• [EXERCISE BRIEF]
Make an exact copy of all the entries, with the pictures left out.

• [SUPPLIED RECORDS]
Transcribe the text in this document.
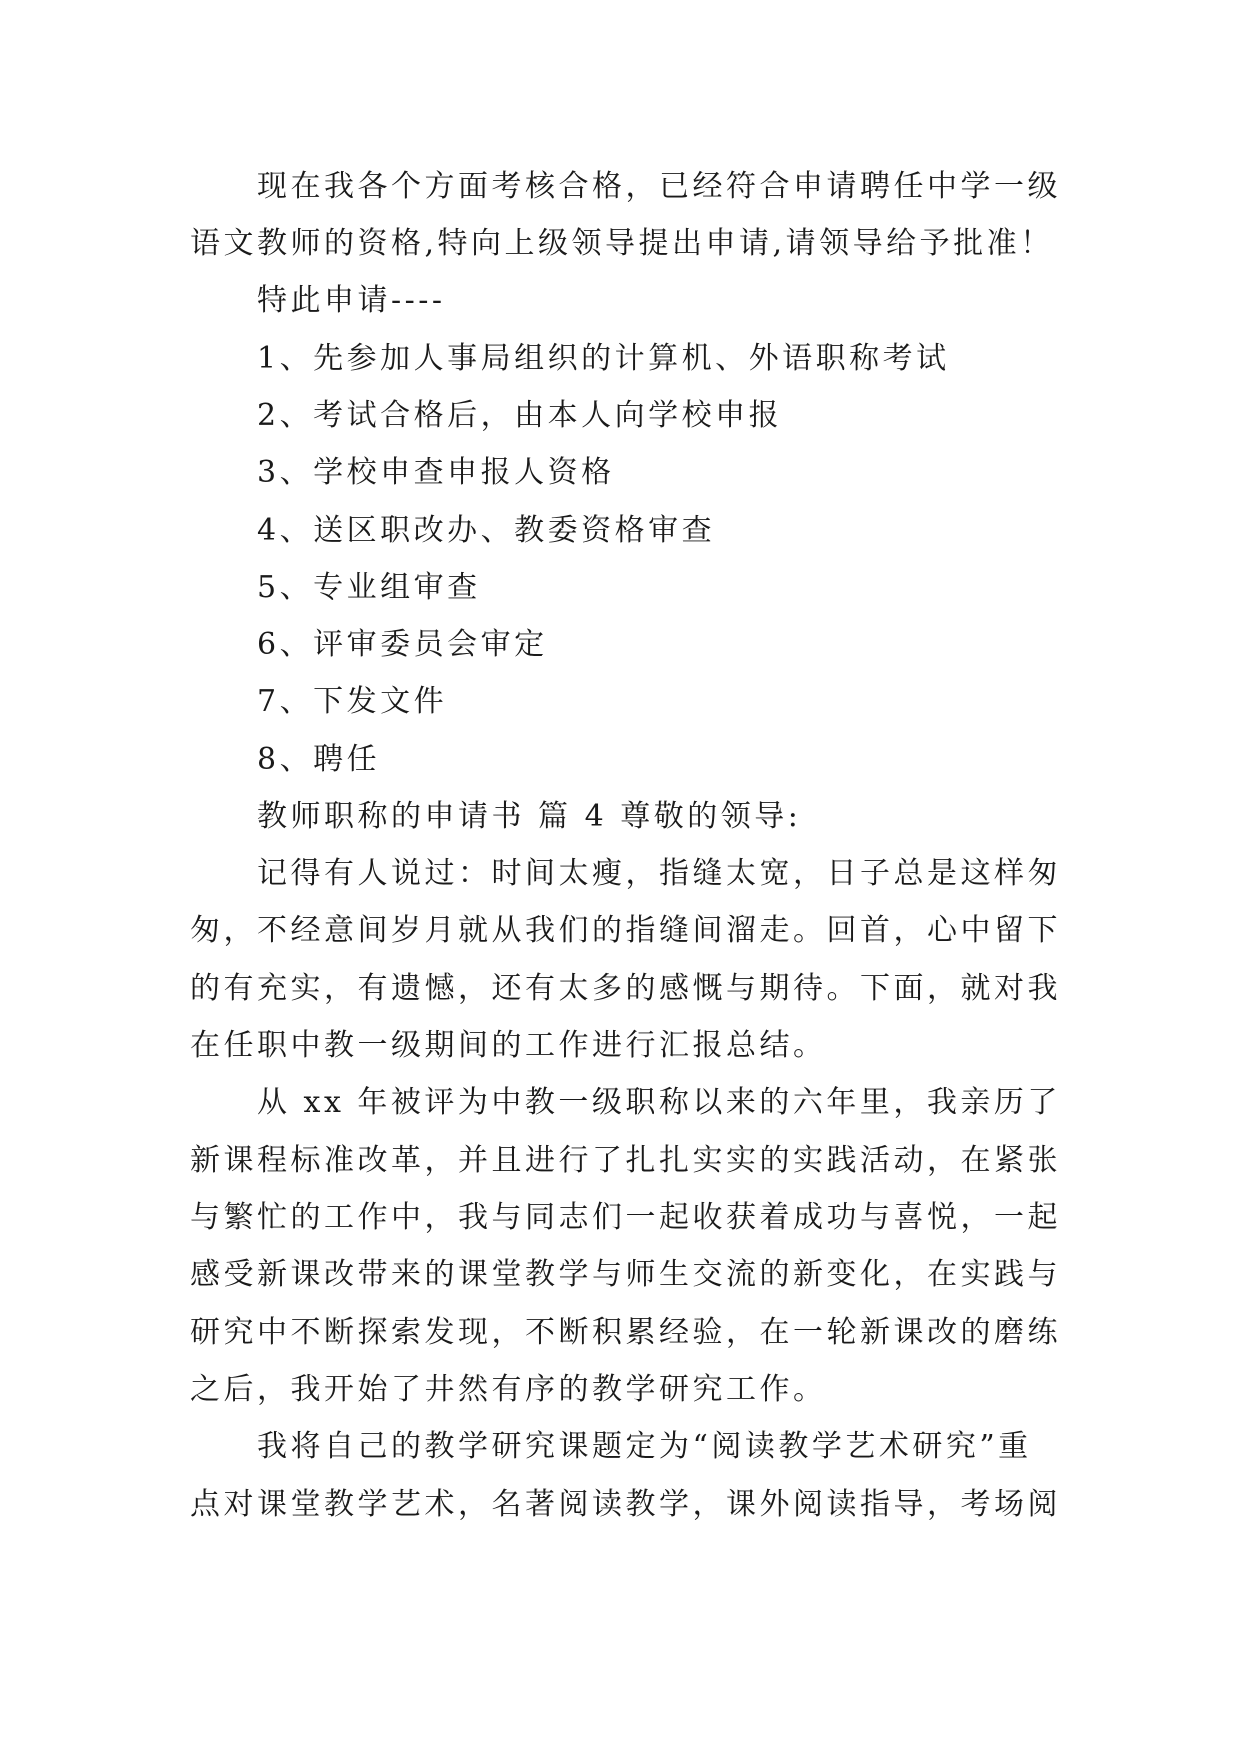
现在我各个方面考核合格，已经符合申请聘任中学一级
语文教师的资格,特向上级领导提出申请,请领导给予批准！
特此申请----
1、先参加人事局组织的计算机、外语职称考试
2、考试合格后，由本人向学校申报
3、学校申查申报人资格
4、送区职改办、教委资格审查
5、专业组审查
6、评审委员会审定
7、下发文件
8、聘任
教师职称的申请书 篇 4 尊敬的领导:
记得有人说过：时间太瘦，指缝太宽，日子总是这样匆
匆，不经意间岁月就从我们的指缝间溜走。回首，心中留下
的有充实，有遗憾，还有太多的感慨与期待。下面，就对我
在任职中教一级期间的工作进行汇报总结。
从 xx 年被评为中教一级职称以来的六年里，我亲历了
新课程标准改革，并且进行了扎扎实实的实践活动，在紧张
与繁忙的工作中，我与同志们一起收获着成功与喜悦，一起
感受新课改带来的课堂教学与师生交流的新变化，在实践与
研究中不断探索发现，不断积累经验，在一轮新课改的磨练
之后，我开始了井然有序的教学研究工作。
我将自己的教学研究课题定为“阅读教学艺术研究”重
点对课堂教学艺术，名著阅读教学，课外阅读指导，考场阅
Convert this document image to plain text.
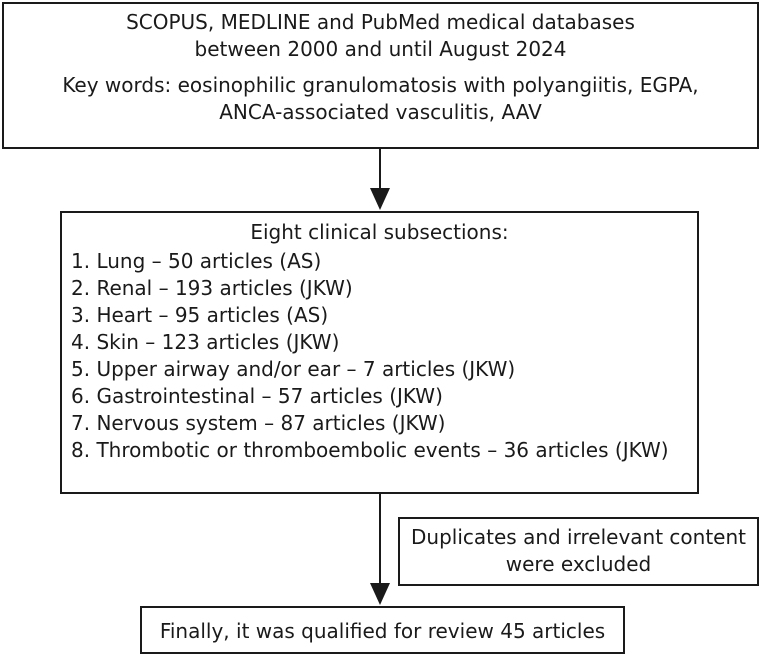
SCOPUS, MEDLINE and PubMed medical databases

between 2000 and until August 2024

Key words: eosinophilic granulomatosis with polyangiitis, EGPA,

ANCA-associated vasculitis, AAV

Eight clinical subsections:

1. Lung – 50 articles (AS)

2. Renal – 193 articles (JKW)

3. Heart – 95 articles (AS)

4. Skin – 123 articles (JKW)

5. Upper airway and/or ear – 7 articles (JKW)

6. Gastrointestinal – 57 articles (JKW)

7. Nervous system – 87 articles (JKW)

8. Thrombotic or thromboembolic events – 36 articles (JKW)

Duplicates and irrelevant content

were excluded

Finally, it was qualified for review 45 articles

• [THE SOLUTION]
Transcribe the text in this document.
现在我各个方面考核合格，已经符合申请聘任中学一级
语文教师的资格,特向上级领导提出申请,请领导给予批准！
特此申请----
1、先参加人事局组织的计算机、外语职称考试
2、考试合格后，由本人向学校申报
3、学校申查申报人资格
4、送区职改办、教委资格审查
5、专业组审查
6、评审委员会审定
7、下发文件
8、聘任
教师职称的申请书 篇 4 尊敬的领导:
记得有人说过：时间太瘦，指缝太宽，日子总是这样匆
匆，不经意间岁月就从我们的指缝间溜走。回首，心中留下
的有充实，有遗憾，还有太多的感慨与期待。下面，就对我
在任职中教一级期间的工作进行汇报总结。
从 xx 年被评为中教一级职称以来的六年里，我亲历了
新课程标准改革，并且进行了扎扎实实的实践活动，在紧张
与繁忙的工作中，我与同志们一起收获着成功与喜悦，一起
感受新课改带来的课堂教学与师生交流的新变化，在实践与
研究中不断探索发现，不断积累经验，在一轮新课改的磨练
之后，我开始了井然有序的教学研究工作。
我将自己的教学研究课题定为“阅读教学艺术研究”重
点对课堂教学艺术，名著阅读教学，课外阅读指导，考场阅
Convert this document image to plain text.
SCOPUS, MEDLINE and PubMed medical databases

between 2000 and until August 2024

Key words: eosinophilic granulomatosis with polyangiitis, EGPA,

ANCA-associated vasculitis, AAV

Eight clinical subsections:

1. Lung – 50 articles (AS)

2. Renal – 193 articles (JKW)

3. Heart – 95 articles (AS)

4. Skin – 123 articles (JKW)

5. Upper airway and/or ear – 7 articles (JKW)

6. Gastrointestinal – 57 articles (JKW)

7. Nervous system – 87 articles (JKW)

8. Thrombotic or thromboembolic events – 36 articles (JKW)

Duplicates and irrelevant content

were excluded

Finally, it was qualified for review 45 articles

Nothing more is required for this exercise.